[Source records]
>> start
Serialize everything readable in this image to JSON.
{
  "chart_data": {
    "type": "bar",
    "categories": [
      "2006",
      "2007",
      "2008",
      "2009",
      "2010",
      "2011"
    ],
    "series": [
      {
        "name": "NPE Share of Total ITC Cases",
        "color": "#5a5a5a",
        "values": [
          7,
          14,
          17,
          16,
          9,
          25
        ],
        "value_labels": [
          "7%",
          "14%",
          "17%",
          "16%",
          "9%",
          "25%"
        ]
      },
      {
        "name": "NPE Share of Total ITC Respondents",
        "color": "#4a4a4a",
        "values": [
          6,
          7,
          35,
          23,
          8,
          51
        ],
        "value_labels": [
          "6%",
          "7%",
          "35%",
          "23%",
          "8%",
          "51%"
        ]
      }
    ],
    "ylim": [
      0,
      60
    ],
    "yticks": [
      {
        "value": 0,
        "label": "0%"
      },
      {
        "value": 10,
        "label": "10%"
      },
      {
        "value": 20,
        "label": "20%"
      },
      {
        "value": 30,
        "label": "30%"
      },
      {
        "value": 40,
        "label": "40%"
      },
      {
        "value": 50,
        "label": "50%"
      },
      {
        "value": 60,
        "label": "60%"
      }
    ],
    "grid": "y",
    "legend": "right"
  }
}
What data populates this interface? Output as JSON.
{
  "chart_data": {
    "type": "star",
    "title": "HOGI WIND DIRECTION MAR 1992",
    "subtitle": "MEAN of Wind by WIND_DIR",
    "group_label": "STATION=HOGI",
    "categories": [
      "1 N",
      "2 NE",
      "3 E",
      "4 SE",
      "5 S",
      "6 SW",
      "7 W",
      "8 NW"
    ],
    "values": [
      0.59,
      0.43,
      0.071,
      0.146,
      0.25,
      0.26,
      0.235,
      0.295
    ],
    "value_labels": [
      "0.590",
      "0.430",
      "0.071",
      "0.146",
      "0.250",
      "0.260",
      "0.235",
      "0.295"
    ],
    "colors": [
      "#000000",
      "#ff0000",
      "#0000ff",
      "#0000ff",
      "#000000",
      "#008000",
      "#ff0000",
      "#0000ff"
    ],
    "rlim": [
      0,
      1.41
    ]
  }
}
>> end
- TASK TO CARRY OUT -
Reproduce all of the records exactly.

- THE REPLY -
Serialize everything readable in this image to JSON.
{
  "chart_data": {
    "type": "bar",
    "categories": [
      "2006",
      "2007",
      "2008",
      "2009",
      "2010",
      "2011"
    ],
    "series": [
      {
        "name": "NPE Share of Total ITC Cases",
        "color": "#5a5a5a",
        "values": [
          7,
          14,
          17,
          16,
          9,
          25
        ],
        "value_labels": [
          "7%",
          "14%",
          "17%",
          "16%",
          "9%",
          "25%"
        ]
      },
      {
        "name": "NPE Share of Total ITC Respondents",
        "color": "#4a4a4a",
        "values": [
          6,
          7,
          35,
          23,
          8,
          51
        ],
        "value_labels": [
          "6%",
          "7%",
          "35%",
          "23%",
          "8%",
          "51%"
        ]
      }
    ],
    "ylim": [
      0,
      60
    ],
    "yticks": [
      {
        "value": 0,
        "label": "0%"
      },
      {
        "value": 10,
        "label": "10%"
      },
      {
        "value": 20,
        "label": "20%"
      },
      {
        "value": 30,
        "label": "30%"
      },
      {
        "value": 40,
        "label": "40%"
      },
      {
        "value": 50,
        "label": "50%"
      },
      {
        "value": 60,
        "label": "60%"
      }
    ],
    "grid": "y",
    "legend": "right"
  }
}
What data populates this interface? Output as JSON.
{
  "chart_data": {
    "type": "star",
    "title": "HOGI WIND DIRECTION MAR 1992",
    "subtitle": "MEAN of Wind by WIND_DIR",
    "group_label": "STATION=HOGI",
    "categories": [
      "1 N",
      "2 NE",
      "3 E",
      "4 SE",
      "5 S",
      "6 SW",
      "7 W",
      "8 NW"
    ],
    "values": [
      0.59,
      0.43,
      0.071,
      0.146,
      0.25,
      0.26,
      0.235,
      0.295
    ],
    "value_labels": [
      "0.590",
      "0.430",
      "0.071",
      "0.146",
      "0.250",
      "0.260",
      "0.235",
      "0.295"
    ],
    "colors": [
      "#000000",
      "#ff0000",
      "#0000ff",
      "#0000ff",
      "#000000",
      "#008000",
      "#ff0000",
      "#0000ff"
    ],
    "rlim": [
      0,
      1.41
    ]
  }
}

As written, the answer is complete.